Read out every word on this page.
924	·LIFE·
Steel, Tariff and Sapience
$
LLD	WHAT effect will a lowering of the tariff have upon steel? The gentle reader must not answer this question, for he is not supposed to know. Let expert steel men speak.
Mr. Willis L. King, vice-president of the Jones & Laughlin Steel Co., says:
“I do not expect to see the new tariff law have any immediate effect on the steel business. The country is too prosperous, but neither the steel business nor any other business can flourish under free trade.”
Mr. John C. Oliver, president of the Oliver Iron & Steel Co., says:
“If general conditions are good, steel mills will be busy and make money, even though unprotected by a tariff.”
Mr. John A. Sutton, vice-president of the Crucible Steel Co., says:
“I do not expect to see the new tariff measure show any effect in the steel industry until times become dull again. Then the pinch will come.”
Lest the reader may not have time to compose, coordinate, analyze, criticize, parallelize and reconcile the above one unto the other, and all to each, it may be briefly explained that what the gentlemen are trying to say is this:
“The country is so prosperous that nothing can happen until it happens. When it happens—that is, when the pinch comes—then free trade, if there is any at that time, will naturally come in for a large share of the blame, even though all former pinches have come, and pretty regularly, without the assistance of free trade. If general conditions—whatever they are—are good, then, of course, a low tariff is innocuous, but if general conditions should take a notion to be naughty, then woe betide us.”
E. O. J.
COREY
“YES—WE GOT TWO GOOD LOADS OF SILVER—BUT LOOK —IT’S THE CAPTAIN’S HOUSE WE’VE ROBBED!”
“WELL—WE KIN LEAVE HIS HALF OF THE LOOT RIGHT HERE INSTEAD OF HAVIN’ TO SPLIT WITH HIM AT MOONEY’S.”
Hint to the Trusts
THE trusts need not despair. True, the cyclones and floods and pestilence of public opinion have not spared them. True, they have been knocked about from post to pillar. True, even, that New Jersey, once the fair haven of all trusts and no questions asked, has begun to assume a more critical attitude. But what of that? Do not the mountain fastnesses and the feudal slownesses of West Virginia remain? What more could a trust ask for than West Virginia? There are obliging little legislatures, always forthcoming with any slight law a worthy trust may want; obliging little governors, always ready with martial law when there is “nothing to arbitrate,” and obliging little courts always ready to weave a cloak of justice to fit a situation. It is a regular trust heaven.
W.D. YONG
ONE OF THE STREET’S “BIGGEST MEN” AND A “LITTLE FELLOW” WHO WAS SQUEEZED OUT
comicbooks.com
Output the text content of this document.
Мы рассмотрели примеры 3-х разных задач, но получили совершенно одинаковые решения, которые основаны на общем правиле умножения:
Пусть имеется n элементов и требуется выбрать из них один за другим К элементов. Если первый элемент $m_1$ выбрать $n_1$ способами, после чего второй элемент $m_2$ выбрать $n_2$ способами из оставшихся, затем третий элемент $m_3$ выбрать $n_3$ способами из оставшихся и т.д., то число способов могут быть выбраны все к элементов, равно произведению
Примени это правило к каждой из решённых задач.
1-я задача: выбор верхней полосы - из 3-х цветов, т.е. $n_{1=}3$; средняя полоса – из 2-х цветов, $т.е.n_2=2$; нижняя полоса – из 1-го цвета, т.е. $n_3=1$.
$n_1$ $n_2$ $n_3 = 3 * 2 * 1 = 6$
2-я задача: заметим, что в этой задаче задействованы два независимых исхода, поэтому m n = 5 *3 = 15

● ● ●

§ Set task
Without omitting anything, output the entries exactly.

§ Written response
Read out every word on this page.
924	·LIFE·
Steel, Tariff and Sapience
$
LLD	WHAT effect will a lowering of the tariff have upon steel? The gentle reader must not answer this question, for he is not supposed to know. Let expert steel men speak.
Mr. Willis L. King, vice-president of the Jones & Laughlin Steel Co., says:
“I do not expect to see the new tariff law have any immediate effect on the steel business. The country is too prosperous, but neither the steel business nor any other business can flourish under free trade.”
Mr. John C. Oliver, president of the Oliver Iron & Steel Co., says:
“If general conditions are good, steel mills will be busy and make money, even though unprotected by a tariff.”
Mr. John A. Sutton, vice-president of the Crucible Steel Co., says:
“I do not expect to see the new tariff measure show any effect in the steel industry until times become dull again. Then the pinch will come.”
Lest the reader may not have time to compose, coordinate, analyze, criticize, parallelize and reconcile the above one unto the other, and all to each, it may be briefly explained that what the gentlemen are trying to say is this:
“The country is so prosperous that nothing can happen until it happens. When it happens—that is, when the pinch comes—then free trade, if there is any at that time, will naturally come in for a large share of the blame, even though all former pinches have come, and pretty regularly, without the assistance of free trade. If general conditions—whatever they are—are good, then, of course, a low tariff is innocuous, but if general conditions should take a notion to be naughty, then woe betide us.”
E. O. J.
COREY
“YES—WE GOT TWO GOOD LOADS OF SILVER—BUT LOOK —IT’S THE CAPTAIN’S HOUSE WE’VE ROBBED!”
“WELL—WE KIN LEAVE HIS HALF OF THE LOOT RIGHT HERE INSTEAD OF HAVIN’ TO SPLIT WITH HIM AT MOONEY’S.”
Hint to the Trusts
THE trusts need not despair. True, the cyclones and floods and pestilence of public opinion have not spared them. True, they have been knocked about from post to pillar. True, even, that New Jersey, once the fair haven of all trusts and no questions asked, has begun to assume a more critical attitude. But what of that? Do not the mountain fastnesses and the feudal slownesses of West Virginia remain? What more could a trust ask for than West Virginia? There are obliging little legislatures, always forthcoming with any slight law a worthy trust may want; obliging little governors, always ready with martial law when there is “nothing to arbitrate,” and obliging little courts always ready to weave a cloak of justice to fit a situation. It is a regular trust heaven.
W.D. YONG
ONE OF THE STREET’S “BIGGEST MEN” AND A “LITTLE FELLOW” WHO WAS SQUEEZED OUT
comicbooks.com
Output the text content of this document.
Мы рассмотрели примеры 3-х разных задач, но получили совершенно одинаковые решения, которые основаны на общем правиле умножения:
Пусть имеется n элементов и требуется выбрать из них один за другим К элементов. Если первый элемент $m_1$ выбрать $n_1$ способами, после чего второй элемент $m_2$ выбрать $n_2$ способами из оставшихся, затем третий элемент $m_3$ выбрать $n_3$ способами из оставшихся и т.д., то число способов могут быть выбраны все к элементов, равно произведению
Примени это правило к каждой из решённых задач.
1-я задача: выбор верхней полосы - из 3-х цветов, т.е. $n_{1=}3$; средняя полоса – из 2-х цветов, $т.е.n_2=2$; нижняя полоса – из 1-го цвета, т.е. $n_3=1$.
$n_1$ $n_2$ $n_3 = 3 * 2 * 1 = 6$
2-я задача: заметим, что в этой задаче задействованы два независимых исхода, поэтому m n = 5 *3 = 15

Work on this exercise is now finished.